EXCERPTED DATA:
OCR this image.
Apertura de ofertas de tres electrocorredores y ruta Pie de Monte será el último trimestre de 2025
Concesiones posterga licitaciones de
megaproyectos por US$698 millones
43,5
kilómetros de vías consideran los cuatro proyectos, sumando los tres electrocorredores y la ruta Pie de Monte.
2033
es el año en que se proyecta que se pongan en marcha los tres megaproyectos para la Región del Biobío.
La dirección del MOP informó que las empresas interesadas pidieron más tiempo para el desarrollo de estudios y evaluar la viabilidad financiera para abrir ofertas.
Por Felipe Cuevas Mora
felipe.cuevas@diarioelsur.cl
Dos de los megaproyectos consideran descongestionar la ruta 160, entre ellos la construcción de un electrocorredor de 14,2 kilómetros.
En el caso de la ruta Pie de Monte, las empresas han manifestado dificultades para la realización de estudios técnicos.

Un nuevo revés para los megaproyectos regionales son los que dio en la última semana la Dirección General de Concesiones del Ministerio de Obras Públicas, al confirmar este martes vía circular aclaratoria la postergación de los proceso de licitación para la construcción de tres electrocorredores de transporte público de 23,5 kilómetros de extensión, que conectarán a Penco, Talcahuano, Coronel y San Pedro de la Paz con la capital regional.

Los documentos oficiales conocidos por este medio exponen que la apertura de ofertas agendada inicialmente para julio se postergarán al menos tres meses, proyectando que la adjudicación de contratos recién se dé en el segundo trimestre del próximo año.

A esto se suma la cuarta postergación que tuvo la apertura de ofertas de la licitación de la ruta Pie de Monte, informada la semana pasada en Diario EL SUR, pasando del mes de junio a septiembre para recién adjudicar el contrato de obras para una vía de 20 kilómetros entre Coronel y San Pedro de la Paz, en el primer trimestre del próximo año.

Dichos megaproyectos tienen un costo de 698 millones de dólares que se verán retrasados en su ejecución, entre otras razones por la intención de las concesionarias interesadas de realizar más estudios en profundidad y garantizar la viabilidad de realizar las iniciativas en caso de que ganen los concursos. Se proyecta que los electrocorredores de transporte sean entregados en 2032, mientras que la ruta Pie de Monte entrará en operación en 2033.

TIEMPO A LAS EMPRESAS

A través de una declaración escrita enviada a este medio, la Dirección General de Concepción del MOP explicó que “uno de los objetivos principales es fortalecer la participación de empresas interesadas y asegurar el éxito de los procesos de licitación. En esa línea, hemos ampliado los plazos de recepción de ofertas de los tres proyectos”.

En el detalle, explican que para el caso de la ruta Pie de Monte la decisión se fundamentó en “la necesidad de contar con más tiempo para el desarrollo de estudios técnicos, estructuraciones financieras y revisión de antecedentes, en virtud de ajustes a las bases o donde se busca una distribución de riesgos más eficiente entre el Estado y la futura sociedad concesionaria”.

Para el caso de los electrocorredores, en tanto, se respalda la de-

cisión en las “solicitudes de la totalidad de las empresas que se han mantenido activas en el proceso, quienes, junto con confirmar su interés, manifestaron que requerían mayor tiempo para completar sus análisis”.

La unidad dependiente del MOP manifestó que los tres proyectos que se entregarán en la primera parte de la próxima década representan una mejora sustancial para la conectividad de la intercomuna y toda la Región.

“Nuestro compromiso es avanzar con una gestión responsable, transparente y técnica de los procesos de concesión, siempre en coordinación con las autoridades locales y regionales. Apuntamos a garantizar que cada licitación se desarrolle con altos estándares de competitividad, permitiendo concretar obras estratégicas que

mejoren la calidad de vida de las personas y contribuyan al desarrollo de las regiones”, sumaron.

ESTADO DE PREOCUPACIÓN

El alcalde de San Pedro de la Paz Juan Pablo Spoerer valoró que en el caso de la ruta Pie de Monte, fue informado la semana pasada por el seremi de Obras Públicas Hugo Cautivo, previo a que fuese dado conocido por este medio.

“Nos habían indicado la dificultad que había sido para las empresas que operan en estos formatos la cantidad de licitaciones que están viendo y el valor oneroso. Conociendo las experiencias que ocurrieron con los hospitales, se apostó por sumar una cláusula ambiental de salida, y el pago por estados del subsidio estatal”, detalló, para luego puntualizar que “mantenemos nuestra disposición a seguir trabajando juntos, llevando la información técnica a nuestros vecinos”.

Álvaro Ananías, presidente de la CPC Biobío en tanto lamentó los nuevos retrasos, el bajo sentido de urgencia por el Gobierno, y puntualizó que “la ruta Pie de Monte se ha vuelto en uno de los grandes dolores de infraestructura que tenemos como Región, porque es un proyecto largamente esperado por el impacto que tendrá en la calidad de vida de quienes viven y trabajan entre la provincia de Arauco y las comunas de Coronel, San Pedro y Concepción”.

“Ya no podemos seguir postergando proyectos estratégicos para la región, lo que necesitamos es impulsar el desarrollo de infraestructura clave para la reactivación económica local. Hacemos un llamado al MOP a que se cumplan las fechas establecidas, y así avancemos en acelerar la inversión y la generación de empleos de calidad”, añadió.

PROBLEM DESCRIPTION:
Copy every record above exactly as it appears.

RESPONSE TO THIS TASK:
OCR this image.
Apertura de ofertas de tres electrocorredores y ruta Pie de Monte será el último trimestre de 2025
Concesiones posterga licitaciones de
megaproyectos por US$698 millones
43,5
kilómetros de vías consideran los cuatro proyectos, sumando los tres electrocorredores y la ruta Pie de Monte.
2033
es el año en que se proyecta que se pongan en marcha los tres megaproyectos para la Región del Biobío.
La dirección del MOP informó que las empresas interesadas pidieron más tiempo para el desarrollo de estudios y evaluar la viabilidad financiera para abrir ofertas.
Por Felipe Cuevas Mora
felipe.cuevas@diarioelsur.cl
Dos de los megaproyectos consideran descongestionar la ruta 160, entre ellos la construcción de un electrocorredor de 14,2 kilómetros.
En el caso de la ruta Pie de Monte, las empresas han manifestado dificultades para la realización de estudios técnicos.

Un nuevo revés para los megaproyectos regionales son los que dio en la última semana la Dirección General de Concesiones del Ministerio de Obras Públicas, al confirmar este martes vía circular aclaratoria la postergación de los proceso de licitación para la construcción de tres electrocorredores de transporte público de 23,5 kilómetros de extensión, que conectarán a Penco, Talcahuano, Coronel y San Pedro de la Paz con la capital regional.

Los documentos oficiales conocidos por este medio exponen que la apertura de ofertas agendada inicialmente para julio se postergarán al menos tres meses, proyectando que la adjudicación de contratos recién se dé en el segundo trimestre del próximo año.

A esto se suma la cuarta postergación que tuvo la apertura de ofertas de la licitación de la ruta Pie de Monte, informada la semana pasada en Diario EL SUR, pasando del mes de junio a septiembre para recién adjudicar el contrato de obras para una vía de 20 kilómetros entre Coronel y San Pedro de la Paz, en el primer trimestre del próximo año.

Dichos megaproyectos tienen un costo de 698 millones de dólares que se verán retrasados en su ejecución, entre otras razones por la intención de las concesionarias interesadas de realizar más estudios en profundidad y garantizar la viabilidad de realizar las iniciativas en caso de que ganen los concursos. Se proyecta que los electrocorredores de transporte sean entregados en 2032, mientras que la ruta Pie de Monte entrará en operación en 2033.

TIEMPO A LAS EMPRESAS

A través de una declaración escrita enviada a este medio, la Dirección General de Concepción del MOP explicó que “uno de los objetivos principales es fortalecer la participación de empresas interesadas y asegurar el éxito de los procesos de licitación. En esa línea, hemos ampliado los plazos de recepción de ofertas de los tres proyectos”.

En el detalle, explican que para el caso de la ruta Pie de Monte la decisión se fundamentó en “la necesidad de contar con más tiempo para el desarrollo de estudios técnicos, estructuraciones financieras y revisión de antecedentes, en virtud de ajustes a las bases o donde se busca una distribución de riesgos más eficiente entre el Estado y la futura sociedad concesionaria”.

Para el caso de los electrocorredores, en tanto, se respalda la de-

cisión en las “solicitudes de la totalidad de las empresas que se han mantenido activas en el proceso, quienes, junto con confirmar su interés, manifestaron que requerían mayor tiempo para completar sus análisis”.

La unidad dependiente del MOP manifestó que los tres proyectos que se entregarán en la primera parte de la próxima década representan una mejora sustancial para la conectividad de la intercomuna y toda la Región.

“Nuestro compromiso es avanzar con una gestión responsable, transparente y técnica de los procesos de concesión, siempre en coordinación con las autoridades locales y regionales. Apuntamos a garantizar que cada licitación se desarrolle con altos estándares de competitividad, permitiendo concretar obras estratégicas que

mejoren la calidad de vida de las personas y contribuyan al desarrollo de las regiones”, sumaron.

ESTADO DE PREOCUPACIÓN

El alcalde de San Pedro de la Paz Juan Pablo Spoerer valoró que en el caso de la ruta Pie de Monte, fue informado la semana pasada por el seremi de Obras Públicas Hugo Cautivo, previo a que fuese dado conocido por este medio.

“Nos habían indicado la dificultad que había sido para las empresas que operan en estos formatos la cantidad de licitaciones que están viendo y el valor oneroso. Conociendo las experiencias que ocurrieron con los hospitales, se apostó por sumar una cláusula ambiental de salida, y el pago por estados del subsidio estatal”, detalló, para luego puntualizar que “mantenemos nuestra disposición a seguir trabajando juntos, llevando la información técnica a nuestros vecinos”.

Álvaro Ananías, presidente de la CPC Biobío en tanto lamentó los nuevos retrasos, el bajo sentido de urgencia por el Gobierno, y puntualizó que “la ruta Pie de Monte se ha vuelto en uno de los grandes dolores de infraestructura que tenemos como Región, porque es un proyecto largamente esperado por el impacto que tendrá en la calidad de vida de quienes viven y trabajan entre la provincia de Arauco y las comunas de Coronel, San Pedro y Concepción”.

“Ya no podemos seguir postergando proyectos estratégicos para la región, lo que necesitamos es impulsar el desarrollo de infraestructura clave para la reactivación económica local. Hacemos un llamado al MOP a que se cumplan las fechas establecidas, y así avancemos en acelerar la inversión y la generación de empleos de calidad”, añadió.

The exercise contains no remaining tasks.